- _Task details_
Print all records exactly, leaving nothing out.

- _Entries supplied_
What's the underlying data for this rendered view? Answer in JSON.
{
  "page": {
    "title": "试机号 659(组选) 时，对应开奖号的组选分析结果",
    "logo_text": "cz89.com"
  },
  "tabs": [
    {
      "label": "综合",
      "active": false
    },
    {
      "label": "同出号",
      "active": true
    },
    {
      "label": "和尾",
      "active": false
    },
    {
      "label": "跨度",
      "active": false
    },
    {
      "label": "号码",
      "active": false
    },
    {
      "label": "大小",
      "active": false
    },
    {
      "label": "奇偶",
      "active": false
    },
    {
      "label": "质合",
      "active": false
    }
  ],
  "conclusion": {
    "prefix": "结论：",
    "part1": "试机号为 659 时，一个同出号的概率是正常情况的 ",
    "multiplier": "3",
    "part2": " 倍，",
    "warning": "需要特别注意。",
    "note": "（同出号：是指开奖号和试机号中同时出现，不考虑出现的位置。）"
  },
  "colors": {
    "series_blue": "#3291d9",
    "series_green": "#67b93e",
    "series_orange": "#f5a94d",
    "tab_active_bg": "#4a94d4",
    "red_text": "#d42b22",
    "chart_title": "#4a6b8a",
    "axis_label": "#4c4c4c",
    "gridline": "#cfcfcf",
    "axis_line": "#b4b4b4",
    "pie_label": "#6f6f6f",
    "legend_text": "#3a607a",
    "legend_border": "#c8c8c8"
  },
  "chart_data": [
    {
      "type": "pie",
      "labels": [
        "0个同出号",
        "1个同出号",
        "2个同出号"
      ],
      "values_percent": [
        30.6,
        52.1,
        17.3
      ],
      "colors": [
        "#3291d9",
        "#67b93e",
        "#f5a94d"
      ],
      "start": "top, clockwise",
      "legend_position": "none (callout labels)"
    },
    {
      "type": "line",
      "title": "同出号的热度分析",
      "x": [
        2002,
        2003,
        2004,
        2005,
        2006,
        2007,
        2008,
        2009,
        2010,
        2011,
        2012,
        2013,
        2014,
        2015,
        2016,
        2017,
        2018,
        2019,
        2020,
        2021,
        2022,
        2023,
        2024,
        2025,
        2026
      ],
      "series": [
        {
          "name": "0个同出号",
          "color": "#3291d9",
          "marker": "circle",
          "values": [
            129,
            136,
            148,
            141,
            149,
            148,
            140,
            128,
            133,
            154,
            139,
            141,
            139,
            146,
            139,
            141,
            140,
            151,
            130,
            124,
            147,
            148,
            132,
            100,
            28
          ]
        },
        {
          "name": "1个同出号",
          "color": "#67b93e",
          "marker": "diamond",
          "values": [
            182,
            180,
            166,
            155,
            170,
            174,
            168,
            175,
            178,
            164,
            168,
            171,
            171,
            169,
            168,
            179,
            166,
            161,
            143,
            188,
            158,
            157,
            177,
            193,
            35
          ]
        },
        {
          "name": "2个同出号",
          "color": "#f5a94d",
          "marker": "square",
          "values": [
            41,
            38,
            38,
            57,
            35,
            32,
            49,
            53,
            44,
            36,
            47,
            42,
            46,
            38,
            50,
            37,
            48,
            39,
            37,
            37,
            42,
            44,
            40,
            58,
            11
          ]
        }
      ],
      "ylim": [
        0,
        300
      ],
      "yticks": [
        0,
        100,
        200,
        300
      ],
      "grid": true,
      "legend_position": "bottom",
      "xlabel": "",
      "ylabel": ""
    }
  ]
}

- _Response below_
What's the underlying data for this rendered view? Answer in JSON.
{
  "page": {
    "title": "试机号 659(组选) 时，对应开奖号的组选分析结果",
    "logo_text": "cz89.com"
  },
  "tabs": [
    {
      "label": "综合",
      "active": false
    },
    {
      "label": "同出号",
      "active": true
    },
    {
      "label": "和尾",
      "active": false
    },
    {
      "label": "跨度",
      "active": false
    },
    {
      "label": "号码",
      "active": false
    },
    {
      "label": "大小",
      "active": false
    },
    {
      "label": "奇偶",
      "active": false
    },
    {
      "label": "质合",
      "active": false
    }
  ],
  "conclusion": {
    "prefix": "结论：",
    "part1": "试机号为 659 时，一个同出号的概率是正常情况的 ",
    "multiplier": "3",
    "part2": " 倍，",
    "warning": "需要特别注意。",
    "note": "（同出号：是指开奖号和试机号中同时出现，不考虑出现的位置。）"
  },
  "colors": {
    "series_blue": "#3291d9",
    "series_green": "#67b93e",
    "series_orange": "#f5a94d",
    "tab_active_bg": "#4a94d4",
    "red_text": "#d42b22",
    "chart_title": "#4a6b8a",
    "axis_label": "#4c4c4c",
    "gridline": "#cfcfcf",
    "axis_line": "#b4b4b4",
    "pie_label": "#6f6f6f",
    "legend_text": "#3a607a",
    "legend_border": "#c8c8c8"
  },
  "chart_data": [
    {
      "type": "pie",
      "labels": [
        "0个同出号",
        "1个同出号",
        "2个同出号"
      ],
      "values_percent": [
        30.6,
        52.1,
        17.3
      ],
      "colors": [
        "#3291d9",
        "#67b93e",
        "#f5a94d"
      ],
      "start": "top, clockwise",
      "legend_position": "none (callout labels)"
    },
    {
      "type": "line",
      "title": "同出号的热度分析",
      "x": [
        2002,
        2003,
        2004,
        2005,
        2006,
        2007,
        2008,
        2009,
        2010,
        2011,
        2012,
        2013,
        2014,
        2015,
        2016,
        2017,
        2018,
        2019,
        2020,
        2021,
        2022,
        2023,
        2024,
        2025,
        2026
      ],
      "series": [
        {
          "name": "0个同出号",
          "color": "#3291d9",
          "marker": "circle",
          "values": [
            129,
            136,
            148,
            141,
            149,
            148,
            140,
            128,
            133,
            154,
            139,
            141,
            139,
            146,
            139,
            141,
            140,
            151,
            130,
            124,
            147,
            148,
            132,
            100,
            28
          ]
        },
        {
          "name": "1个同出号",
          "color": "#67b93e",
          "marker": "diamond",
          "values": [
            182,
            180,
            166,
            155,
            170,
            174,
            168,
            175,
            178,
            164,
            168,
            171,
            171,
            169,
            168,
            179,
            166,
            161,
            143,
            188,
            158,
            157,
            177,
            193,
            35
          ]
        },
        {
          "name": "2个同出号",
          "color": "#f5a94d",
          "marker": "square",
          "values": [
            41,
            38,
            38,
            57,
            35,
            32,
            49,
            53,
            44,
            36,
            47,
            42,
            46,
            38,
            50,
            37,
            48,
            39,
            37,
            37,
            42,
            44,
            40,
            58,
            11
          ]
        }
      ],
      "ylim": [
        0,
        300
      ],
      "yticks": [
        0,
        100,
        200,
        300
      ],
      "grid": true,
      "legend_position": "bottom",
      "xlabel": "",
      "ylabel": ""
    }
  ]
}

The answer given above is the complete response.